# Given problem
Copy, from the entries below, each line where the word "Using" can be found.

(Dataset entries)
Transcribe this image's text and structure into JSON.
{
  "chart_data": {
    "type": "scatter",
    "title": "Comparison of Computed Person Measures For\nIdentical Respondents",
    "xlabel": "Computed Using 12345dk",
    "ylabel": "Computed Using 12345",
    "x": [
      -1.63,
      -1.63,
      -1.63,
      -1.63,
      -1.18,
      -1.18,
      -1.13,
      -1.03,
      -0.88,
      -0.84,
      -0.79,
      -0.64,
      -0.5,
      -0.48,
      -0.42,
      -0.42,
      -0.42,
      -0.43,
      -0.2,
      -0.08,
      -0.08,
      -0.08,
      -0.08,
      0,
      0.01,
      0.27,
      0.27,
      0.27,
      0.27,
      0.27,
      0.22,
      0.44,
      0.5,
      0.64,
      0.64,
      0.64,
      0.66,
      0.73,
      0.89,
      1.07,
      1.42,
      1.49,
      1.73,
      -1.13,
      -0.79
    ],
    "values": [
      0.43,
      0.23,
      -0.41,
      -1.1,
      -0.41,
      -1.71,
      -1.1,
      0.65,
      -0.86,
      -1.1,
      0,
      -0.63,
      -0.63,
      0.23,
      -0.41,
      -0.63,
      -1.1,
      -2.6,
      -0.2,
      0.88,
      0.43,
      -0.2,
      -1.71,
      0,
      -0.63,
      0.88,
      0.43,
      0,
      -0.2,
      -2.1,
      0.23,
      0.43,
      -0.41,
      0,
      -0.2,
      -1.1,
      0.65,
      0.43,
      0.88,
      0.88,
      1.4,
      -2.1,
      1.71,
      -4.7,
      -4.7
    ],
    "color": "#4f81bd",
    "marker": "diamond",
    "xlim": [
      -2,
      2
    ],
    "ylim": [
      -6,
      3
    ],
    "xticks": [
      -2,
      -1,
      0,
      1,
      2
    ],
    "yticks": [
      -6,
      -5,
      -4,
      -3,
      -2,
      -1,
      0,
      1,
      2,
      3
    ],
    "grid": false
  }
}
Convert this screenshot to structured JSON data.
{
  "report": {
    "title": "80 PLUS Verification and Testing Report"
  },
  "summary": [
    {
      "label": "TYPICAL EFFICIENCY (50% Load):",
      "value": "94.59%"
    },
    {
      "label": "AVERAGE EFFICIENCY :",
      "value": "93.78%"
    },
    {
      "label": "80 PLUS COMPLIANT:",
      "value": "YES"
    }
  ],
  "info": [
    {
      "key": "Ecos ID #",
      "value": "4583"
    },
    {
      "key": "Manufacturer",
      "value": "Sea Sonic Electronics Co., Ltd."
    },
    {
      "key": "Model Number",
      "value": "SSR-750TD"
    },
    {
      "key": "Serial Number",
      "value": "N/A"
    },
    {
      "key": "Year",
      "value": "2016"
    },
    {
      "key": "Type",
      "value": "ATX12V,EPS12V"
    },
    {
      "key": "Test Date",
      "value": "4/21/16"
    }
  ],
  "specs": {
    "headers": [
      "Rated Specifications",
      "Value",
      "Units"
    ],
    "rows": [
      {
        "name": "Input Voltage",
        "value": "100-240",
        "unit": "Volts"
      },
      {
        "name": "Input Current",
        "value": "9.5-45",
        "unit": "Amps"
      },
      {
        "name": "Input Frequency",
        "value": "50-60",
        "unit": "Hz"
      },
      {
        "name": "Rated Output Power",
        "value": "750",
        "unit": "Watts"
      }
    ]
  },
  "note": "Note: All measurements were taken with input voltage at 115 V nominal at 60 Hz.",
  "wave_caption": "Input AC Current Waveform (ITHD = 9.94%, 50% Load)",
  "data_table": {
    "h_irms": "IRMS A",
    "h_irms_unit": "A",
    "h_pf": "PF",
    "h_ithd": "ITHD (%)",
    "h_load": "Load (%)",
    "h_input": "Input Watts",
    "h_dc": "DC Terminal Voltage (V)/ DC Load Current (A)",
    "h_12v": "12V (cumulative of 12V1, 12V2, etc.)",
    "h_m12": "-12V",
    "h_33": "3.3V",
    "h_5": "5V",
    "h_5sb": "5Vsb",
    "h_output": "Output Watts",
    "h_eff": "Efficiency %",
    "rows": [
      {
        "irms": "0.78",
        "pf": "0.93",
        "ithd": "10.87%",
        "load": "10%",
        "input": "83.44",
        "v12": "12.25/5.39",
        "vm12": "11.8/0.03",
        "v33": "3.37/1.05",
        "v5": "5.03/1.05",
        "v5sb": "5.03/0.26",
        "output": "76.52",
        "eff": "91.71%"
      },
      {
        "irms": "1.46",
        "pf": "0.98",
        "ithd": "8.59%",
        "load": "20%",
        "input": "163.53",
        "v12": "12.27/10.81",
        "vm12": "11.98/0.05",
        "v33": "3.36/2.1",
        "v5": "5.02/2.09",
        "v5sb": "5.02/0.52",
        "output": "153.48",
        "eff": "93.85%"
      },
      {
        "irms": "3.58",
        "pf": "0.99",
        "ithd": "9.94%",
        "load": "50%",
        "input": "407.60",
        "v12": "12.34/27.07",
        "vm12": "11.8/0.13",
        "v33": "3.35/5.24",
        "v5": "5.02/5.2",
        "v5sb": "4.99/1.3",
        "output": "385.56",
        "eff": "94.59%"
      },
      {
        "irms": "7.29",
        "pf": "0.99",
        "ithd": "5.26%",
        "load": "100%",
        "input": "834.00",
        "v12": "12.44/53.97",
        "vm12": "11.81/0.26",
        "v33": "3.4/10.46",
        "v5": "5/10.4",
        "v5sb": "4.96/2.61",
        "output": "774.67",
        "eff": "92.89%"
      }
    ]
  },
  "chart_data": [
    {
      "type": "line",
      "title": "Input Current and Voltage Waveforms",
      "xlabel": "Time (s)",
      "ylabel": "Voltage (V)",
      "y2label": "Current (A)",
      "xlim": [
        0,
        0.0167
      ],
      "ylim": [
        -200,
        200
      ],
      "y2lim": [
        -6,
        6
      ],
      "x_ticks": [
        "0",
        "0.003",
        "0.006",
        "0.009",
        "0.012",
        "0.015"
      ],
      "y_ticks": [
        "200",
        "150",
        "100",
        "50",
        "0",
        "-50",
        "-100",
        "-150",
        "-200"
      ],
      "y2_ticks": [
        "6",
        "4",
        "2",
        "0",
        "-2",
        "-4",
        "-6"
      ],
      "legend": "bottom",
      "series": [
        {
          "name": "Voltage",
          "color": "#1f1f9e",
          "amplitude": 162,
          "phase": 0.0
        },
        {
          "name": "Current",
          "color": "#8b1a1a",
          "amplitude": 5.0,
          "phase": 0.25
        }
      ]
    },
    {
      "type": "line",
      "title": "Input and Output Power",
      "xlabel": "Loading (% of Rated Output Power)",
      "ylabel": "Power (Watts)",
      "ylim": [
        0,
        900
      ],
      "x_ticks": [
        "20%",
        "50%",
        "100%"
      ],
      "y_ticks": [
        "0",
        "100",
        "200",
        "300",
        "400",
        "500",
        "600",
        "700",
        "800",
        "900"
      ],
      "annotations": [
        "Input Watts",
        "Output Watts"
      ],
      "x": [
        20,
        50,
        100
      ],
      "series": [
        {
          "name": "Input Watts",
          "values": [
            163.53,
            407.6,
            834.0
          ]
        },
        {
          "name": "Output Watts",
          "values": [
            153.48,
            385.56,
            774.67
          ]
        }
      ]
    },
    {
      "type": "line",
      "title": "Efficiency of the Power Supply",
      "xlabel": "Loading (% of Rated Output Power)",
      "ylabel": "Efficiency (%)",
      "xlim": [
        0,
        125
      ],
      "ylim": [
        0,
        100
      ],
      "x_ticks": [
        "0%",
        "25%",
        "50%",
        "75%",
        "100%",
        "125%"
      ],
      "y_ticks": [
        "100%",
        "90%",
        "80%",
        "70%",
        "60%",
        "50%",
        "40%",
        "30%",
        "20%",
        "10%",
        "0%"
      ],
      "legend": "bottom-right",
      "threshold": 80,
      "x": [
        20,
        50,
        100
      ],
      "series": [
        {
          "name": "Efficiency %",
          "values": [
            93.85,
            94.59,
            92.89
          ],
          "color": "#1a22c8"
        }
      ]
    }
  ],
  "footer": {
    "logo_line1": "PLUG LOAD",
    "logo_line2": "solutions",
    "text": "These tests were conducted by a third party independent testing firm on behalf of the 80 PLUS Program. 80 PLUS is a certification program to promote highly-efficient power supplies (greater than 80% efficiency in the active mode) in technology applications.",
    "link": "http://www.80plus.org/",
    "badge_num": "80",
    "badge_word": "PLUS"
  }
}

# Output for this exercise
    "xlabel": "Computed Using 12345dk",
    "ylabel": "Computed Using 12345",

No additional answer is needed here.